Problem to solve: Each line containing the word "white" should be found and copied.

start Items

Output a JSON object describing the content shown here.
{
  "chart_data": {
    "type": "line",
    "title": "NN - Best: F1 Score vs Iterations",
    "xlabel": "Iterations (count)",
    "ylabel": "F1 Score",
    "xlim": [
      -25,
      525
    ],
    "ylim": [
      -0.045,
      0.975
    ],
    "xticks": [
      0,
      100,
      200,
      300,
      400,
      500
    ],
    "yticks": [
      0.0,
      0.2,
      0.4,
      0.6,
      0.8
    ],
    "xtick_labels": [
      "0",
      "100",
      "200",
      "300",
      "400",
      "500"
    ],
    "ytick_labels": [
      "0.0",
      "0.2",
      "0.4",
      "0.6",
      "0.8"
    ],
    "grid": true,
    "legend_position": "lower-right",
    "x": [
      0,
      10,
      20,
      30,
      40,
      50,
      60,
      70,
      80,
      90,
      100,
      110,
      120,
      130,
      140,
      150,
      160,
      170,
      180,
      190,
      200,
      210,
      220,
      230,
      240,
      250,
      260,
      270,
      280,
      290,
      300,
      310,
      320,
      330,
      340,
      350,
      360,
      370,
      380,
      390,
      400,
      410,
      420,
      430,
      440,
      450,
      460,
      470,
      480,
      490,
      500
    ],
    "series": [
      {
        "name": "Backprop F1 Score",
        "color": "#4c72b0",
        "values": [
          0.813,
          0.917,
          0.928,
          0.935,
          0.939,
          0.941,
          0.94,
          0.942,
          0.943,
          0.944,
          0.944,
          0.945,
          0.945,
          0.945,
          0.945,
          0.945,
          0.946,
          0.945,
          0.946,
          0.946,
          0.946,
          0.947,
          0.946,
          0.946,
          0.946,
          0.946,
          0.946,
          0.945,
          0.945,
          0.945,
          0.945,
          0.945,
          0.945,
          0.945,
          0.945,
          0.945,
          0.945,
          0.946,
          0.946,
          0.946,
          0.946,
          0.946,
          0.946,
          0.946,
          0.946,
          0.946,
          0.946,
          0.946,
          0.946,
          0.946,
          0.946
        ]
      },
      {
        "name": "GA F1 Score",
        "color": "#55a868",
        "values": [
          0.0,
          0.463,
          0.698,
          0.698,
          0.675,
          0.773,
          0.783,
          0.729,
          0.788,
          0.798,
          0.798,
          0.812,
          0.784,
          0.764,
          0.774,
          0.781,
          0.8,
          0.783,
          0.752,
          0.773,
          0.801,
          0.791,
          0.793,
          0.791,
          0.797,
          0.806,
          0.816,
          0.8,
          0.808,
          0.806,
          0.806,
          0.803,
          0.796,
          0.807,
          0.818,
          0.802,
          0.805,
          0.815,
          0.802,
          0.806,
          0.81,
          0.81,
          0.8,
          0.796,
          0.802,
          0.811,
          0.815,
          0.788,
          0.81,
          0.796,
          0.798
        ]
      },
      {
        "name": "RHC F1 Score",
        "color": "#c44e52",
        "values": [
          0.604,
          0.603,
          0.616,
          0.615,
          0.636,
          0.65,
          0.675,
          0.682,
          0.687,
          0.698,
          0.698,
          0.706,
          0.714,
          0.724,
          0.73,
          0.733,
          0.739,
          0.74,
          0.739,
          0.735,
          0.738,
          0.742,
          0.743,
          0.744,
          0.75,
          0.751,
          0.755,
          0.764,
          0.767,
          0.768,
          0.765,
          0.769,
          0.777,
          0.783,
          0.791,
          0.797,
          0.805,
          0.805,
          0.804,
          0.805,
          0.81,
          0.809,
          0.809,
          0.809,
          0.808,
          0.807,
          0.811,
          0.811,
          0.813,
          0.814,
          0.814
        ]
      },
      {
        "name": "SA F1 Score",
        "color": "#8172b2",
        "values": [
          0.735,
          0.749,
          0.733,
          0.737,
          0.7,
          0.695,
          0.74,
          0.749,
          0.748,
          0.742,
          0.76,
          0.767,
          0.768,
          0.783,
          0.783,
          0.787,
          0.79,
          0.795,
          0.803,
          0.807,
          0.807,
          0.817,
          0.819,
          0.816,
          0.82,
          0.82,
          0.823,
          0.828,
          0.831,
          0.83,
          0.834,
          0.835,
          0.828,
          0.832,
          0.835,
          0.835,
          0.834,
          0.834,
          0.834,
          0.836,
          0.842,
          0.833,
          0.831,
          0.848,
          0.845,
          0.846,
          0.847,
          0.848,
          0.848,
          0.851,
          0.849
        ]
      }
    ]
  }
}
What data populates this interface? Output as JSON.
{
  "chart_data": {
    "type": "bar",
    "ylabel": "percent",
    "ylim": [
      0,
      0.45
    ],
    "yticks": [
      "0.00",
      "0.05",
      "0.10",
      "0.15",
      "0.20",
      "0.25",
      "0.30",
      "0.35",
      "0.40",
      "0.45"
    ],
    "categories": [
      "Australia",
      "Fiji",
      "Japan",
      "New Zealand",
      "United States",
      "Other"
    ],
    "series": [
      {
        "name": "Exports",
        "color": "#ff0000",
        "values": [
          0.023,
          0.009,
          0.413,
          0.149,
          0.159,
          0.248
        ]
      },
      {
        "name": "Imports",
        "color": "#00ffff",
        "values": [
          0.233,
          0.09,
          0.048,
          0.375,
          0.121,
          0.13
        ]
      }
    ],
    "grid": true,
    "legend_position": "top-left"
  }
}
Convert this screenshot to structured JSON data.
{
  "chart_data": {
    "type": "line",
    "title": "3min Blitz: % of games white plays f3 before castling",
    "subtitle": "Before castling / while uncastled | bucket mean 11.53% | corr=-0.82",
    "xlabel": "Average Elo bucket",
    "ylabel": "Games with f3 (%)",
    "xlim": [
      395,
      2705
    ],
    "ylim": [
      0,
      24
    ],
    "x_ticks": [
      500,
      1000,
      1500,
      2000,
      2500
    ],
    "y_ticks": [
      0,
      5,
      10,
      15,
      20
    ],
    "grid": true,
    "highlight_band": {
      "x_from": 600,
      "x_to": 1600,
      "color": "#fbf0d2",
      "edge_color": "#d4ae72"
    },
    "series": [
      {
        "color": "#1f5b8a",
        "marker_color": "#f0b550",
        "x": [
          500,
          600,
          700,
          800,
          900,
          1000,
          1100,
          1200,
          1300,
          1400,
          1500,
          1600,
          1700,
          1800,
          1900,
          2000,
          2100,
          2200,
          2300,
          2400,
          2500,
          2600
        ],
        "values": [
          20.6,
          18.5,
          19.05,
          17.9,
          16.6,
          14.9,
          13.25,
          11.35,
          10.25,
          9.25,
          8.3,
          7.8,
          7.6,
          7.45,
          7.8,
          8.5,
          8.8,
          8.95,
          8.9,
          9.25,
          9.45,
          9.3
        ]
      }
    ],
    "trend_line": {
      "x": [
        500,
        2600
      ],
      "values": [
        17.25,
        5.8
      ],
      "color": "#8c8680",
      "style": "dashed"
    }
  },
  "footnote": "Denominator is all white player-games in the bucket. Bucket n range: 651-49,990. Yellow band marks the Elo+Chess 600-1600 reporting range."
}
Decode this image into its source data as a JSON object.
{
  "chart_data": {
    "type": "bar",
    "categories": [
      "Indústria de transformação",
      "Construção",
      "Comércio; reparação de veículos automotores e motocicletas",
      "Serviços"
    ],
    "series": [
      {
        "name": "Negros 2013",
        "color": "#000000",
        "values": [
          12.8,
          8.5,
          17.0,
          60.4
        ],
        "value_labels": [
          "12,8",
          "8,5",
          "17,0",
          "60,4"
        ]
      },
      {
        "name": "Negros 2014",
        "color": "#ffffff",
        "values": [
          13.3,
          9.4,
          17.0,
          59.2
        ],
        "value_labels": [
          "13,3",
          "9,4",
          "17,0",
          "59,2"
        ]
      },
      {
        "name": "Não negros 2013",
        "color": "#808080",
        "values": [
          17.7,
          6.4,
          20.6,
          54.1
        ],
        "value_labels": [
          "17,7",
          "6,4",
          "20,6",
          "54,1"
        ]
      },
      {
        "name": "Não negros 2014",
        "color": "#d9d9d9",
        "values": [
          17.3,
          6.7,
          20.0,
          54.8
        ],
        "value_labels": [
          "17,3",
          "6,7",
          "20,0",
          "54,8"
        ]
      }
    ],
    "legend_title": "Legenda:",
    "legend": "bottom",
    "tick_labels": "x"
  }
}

end Items

Response to the exercise:
    "title": "3min Blitz: % of games white plays f3 before castling",
  "footnote": "Denominator is all white player-games in the bucket. Bucket n range: 651-49,990. Yellow band marks the Elo+Chess 600-1600 reporting range."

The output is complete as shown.